→ DATASET EXCERPTS:
--------

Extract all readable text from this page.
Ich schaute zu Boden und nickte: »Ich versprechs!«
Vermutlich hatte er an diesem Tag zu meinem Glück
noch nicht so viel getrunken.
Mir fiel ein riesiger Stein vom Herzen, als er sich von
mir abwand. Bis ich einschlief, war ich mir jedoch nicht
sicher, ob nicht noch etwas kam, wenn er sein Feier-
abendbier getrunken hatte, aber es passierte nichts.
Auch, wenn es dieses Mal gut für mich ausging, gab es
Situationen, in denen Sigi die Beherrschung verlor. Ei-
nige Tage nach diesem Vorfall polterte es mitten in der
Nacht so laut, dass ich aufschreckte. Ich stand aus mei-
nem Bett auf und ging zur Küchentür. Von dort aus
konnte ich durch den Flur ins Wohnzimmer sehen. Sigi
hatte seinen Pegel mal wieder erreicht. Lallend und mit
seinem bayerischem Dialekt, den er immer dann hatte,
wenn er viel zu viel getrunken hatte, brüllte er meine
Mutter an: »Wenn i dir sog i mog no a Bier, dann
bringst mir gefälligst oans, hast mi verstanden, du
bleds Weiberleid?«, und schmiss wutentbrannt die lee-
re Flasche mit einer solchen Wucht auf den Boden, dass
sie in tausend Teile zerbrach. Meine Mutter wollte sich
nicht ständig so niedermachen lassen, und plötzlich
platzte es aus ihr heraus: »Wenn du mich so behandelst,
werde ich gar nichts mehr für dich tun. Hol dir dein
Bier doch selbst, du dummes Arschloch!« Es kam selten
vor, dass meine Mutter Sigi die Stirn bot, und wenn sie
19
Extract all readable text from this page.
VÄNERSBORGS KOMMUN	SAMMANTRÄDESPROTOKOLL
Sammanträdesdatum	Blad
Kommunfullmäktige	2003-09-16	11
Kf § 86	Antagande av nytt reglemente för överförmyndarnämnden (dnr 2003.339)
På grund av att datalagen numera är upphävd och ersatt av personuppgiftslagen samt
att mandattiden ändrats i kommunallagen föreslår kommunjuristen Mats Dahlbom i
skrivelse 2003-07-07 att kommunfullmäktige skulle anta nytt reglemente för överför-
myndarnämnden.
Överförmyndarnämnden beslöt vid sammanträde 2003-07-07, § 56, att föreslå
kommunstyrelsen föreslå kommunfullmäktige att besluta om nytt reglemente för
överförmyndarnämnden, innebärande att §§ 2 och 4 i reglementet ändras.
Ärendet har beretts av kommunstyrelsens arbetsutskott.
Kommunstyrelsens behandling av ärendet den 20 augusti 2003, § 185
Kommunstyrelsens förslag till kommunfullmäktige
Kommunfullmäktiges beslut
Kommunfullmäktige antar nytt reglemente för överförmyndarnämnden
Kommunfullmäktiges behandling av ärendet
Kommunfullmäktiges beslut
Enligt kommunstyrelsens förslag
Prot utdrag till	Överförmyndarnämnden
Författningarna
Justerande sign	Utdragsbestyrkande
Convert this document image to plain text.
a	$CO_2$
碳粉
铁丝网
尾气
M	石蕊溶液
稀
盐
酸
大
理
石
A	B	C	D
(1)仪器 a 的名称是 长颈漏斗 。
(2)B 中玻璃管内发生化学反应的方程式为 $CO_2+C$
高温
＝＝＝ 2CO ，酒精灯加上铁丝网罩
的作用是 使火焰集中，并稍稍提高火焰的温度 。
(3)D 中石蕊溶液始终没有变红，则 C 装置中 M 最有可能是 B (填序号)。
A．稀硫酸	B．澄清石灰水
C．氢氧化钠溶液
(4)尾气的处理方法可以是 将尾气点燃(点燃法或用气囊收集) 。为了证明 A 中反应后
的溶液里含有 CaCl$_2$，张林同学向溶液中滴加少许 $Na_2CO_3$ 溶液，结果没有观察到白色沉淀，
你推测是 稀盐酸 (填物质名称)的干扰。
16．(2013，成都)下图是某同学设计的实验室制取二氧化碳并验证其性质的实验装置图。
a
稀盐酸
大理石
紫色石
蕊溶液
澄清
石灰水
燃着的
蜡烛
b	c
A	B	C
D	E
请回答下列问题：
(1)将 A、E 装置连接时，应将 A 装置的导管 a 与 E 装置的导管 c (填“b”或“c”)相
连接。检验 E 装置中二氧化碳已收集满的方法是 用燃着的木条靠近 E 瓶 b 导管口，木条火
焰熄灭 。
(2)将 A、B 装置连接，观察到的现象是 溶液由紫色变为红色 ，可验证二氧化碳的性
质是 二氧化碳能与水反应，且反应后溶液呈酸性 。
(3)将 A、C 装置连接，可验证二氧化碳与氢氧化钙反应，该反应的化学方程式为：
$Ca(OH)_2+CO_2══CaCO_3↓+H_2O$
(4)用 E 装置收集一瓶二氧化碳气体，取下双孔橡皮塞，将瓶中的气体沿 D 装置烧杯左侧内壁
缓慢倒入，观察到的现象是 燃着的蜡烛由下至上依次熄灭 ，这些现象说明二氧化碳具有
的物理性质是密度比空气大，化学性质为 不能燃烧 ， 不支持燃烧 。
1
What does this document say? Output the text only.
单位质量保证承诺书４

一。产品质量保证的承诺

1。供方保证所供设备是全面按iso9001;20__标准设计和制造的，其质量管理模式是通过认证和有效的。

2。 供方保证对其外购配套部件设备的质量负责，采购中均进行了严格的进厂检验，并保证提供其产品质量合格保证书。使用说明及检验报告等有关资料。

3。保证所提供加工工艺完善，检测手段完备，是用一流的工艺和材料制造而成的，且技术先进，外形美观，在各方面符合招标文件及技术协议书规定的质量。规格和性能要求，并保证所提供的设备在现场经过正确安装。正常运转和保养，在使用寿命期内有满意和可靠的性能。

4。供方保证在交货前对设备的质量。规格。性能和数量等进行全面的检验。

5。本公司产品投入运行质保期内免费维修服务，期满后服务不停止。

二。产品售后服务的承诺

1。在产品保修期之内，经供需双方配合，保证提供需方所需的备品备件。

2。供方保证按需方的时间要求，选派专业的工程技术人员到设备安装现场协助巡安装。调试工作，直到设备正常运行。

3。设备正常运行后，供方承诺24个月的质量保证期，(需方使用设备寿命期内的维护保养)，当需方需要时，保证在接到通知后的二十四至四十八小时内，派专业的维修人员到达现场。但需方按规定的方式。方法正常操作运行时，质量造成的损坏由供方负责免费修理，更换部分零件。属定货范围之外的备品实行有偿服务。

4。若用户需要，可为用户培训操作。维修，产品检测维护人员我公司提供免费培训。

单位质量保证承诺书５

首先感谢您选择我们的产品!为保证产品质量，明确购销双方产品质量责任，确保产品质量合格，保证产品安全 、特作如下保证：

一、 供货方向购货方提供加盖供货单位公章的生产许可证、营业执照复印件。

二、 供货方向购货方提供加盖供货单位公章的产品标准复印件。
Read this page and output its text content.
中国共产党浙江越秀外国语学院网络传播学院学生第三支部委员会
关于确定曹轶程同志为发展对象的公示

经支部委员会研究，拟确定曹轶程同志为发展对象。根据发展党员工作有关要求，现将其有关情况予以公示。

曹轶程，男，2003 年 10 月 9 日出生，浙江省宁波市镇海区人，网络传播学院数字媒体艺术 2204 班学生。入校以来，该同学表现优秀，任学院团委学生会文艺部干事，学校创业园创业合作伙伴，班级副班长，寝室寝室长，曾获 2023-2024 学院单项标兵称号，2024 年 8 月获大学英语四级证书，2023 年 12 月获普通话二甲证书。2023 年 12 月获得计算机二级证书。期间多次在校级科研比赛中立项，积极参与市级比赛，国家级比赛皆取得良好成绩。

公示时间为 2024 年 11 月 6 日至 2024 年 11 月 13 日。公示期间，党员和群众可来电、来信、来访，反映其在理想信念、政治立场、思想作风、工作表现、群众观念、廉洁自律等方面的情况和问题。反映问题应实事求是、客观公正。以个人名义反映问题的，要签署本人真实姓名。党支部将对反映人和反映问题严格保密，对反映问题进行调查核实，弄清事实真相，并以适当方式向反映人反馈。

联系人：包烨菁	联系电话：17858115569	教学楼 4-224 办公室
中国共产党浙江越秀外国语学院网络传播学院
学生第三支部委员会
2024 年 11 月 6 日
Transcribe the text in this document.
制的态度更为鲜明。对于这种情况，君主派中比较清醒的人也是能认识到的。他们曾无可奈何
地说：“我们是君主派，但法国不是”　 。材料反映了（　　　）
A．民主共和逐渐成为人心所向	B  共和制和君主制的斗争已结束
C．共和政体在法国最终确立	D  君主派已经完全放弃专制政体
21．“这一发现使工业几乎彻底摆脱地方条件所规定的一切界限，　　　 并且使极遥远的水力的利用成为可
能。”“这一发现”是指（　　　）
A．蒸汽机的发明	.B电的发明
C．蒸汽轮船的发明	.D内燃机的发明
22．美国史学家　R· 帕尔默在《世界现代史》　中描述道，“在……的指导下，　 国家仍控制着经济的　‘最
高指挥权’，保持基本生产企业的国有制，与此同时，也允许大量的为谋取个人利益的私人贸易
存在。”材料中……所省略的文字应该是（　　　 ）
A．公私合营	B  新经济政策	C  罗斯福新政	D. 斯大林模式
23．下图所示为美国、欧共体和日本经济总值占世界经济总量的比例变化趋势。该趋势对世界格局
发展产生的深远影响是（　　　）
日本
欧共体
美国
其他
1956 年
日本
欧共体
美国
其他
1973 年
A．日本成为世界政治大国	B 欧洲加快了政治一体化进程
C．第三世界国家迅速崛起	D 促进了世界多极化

--------

→ WHAT TO DO:
In the listing above, locate each line with "Mutter" and copy it.

→ SOLUTION TO THIS PROBLEM:
Mutter an: »Wenn i dir sog i mog no a Bier, dann
sie in tausend Teile zerbrach. Meine Mutter wollte sich
vor, dass meine Mutter Sigi die Stirn bot, und wenn sie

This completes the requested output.